Rather than trust the domestic law court, the investing companies insisted on setting up special tribunals. These would be staffed by business consultants, whose nature is to see profit as a good thing.
So, if a government changed a policy or law which would result in a company losing money, they could take a case. However, the adjudicators had to decide on one thing only: if indeed the company would be at a loss. If so, the government had to pay up.
Today, if the company has instead brought the case to a law court, with legally trained judges, the judge can consider the balance of the case, taking much more than profits into account.
Chilling Effect
Take an example. If a government, say, raised the minimum wage, a foreign company would have to pay more and thus lose profits. In a law court, the judge would balance this against the overall benefit to the country. On top of this, most states today claim to be democratic. Presumably, the government raised the minimum wage as a result of public demand, probably articulated through the trade union movement.
Almost certainly a judge would say ‘tough luck’, the balance favours the state as more people will benefit, and the company will not be recompensed. This wouldn’t be the case with the ISDS. There it is only one question considered, did the company lose and by how much?
There is another rub. The ISDS tribunals have a tendency to go on for years and they usually do not award costs to one side. So, when a state has to defend its decisions it has a lot of legal costs to pay.
The costs can be huge even when the ISDS doesn’t go badly. The amount Egypt had to spend just to defend their side against Veolia (owners of Transdev who run the Dublin Luas), who claimed $174 million because the state increased the minimum wage, is not officially known but estimates put it at $30m.

**REQUIREMENT**
In the passage on investor-state tribunals, how much did Veolia claim from Egypt, and why?

**INFORMATION PROVIDED**
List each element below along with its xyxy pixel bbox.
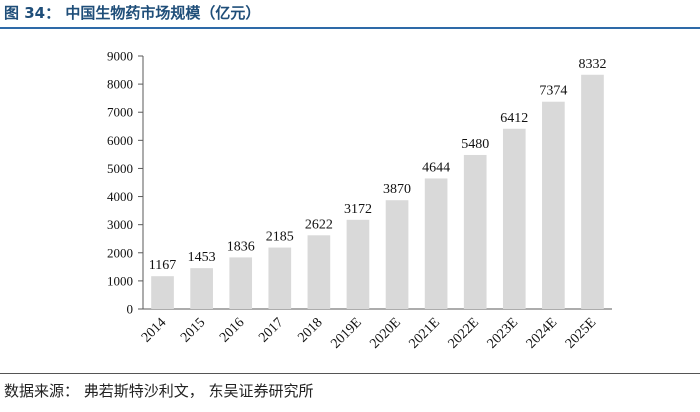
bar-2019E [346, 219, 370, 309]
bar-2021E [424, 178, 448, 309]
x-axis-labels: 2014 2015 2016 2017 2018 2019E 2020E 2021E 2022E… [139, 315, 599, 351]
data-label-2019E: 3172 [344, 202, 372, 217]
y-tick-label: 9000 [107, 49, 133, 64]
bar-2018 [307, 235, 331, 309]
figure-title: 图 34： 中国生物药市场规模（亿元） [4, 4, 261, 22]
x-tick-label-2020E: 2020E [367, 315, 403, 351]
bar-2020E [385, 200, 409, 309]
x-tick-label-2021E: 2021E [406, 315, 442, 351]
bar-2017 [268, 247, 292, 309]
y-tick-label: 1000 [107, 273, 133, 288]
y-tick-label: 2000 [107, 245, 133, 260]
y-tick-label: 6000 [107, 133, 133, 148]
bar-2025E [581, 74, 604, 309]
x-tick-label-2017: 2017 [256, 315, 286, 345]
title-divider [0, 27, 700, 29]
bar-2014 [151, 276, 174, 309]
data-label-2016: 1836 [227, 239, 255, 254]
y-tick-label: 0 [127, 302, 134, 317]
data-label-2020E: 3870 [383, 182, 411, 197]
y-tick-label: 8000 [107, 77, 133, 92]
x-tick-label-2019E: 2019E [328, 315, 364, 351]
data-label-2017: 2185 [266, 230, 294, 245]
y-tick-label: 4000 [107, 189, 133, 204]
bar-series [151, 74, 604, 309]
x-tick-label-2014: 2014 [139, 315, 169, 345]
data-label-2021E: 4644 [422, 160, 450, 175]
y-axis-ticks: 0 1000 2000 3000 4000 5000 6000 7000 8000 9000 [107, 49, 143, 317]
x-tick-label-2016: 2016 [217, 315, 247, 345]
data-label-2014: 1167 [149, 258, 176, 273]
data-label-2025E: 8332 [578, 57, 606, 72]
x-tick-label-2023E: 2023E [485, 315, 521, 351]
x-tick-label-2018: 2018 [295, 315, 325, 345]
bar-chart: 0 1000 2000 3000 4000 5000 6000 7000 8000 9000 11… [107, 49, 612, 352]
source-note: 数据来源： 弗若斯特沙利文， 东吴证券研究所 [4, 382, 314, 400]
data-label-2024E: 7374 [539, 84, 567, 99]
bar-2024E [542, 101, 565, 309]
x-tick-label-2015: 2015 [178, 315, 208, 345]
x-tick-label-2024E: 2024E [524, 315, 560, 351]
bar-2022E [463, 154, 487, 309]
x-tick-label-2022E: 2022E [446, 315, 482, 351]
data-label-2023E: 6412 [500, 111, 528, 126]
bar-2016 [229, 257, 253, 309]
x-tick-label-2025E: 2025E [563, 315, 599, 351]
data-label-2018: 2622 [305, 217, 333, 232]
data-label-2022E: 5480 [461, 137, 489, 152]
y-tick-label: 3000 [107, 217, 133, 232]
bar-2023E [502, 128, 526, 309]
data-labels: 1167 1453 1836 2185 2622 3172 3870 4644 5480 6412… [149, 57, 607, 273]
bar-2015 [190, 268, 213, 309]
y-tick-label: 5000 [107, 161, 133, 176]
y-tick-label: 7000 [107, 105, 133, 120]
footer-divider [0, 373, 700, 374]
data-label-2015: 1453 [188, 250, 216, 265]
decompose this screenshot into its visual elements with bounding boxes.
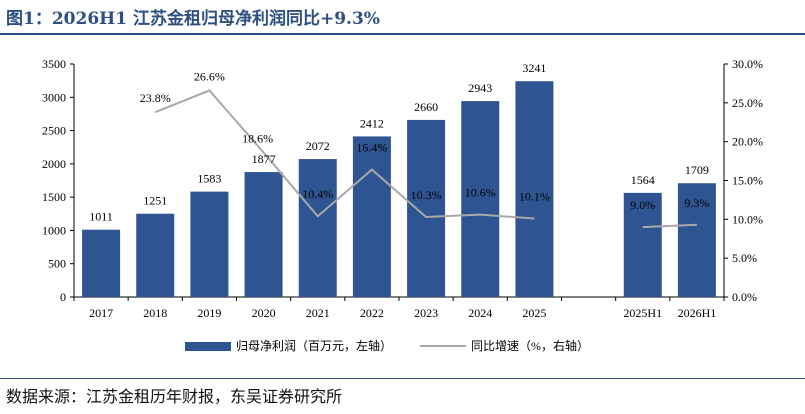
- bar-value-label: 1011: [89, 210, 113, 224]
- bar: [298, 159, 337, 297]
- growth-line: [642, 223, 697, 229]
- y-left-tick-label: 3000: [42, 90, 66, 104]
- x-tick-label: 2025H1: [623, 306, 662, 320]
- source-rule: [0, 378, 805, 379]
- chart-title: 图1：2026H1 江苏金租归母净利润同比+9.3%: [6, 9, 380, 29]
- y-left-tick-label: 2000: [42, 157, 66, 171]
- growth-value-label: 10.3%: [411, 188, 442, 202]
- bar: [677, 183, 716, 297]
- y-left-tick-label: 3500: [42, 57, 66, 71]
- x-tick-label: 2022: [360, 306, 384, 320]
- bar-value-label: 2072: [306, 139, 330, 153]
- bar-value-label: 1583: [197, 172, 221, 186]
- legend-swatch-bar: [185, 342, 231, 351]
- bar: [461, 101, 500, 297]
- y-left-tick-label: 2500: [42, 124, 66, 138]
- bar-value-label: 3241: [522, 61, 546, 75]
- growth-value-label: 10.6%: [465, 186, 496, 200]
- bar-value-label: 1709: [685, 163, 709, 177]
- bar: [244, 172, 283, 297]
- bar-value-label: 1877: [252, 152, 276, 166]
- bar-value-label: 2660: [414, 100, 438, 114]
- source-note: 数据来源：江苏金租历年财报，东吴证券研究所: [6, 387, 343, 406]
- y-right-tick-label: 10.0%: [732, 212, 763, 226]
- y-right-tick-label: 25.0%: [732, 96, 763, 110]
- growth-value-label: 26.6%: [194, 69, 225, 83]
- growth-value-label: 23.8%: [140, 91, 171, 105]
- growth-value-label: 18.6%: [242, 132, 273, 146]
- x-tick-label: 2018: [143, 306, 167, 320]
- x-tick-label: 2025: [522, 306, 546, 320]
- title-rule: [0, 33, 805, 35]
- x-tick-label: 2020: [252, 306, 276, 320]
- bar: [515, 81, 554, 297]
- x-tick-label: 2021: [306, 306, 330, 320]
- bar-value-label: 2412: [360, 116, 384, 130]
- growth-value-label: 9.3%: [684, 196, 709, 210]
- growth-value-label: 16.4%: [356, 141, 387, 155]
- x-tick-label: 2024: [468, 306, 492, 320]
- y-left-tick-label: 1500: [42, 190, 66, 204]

**WRITTEN ANSWER**
$174 million, because the state increased the minimum wage.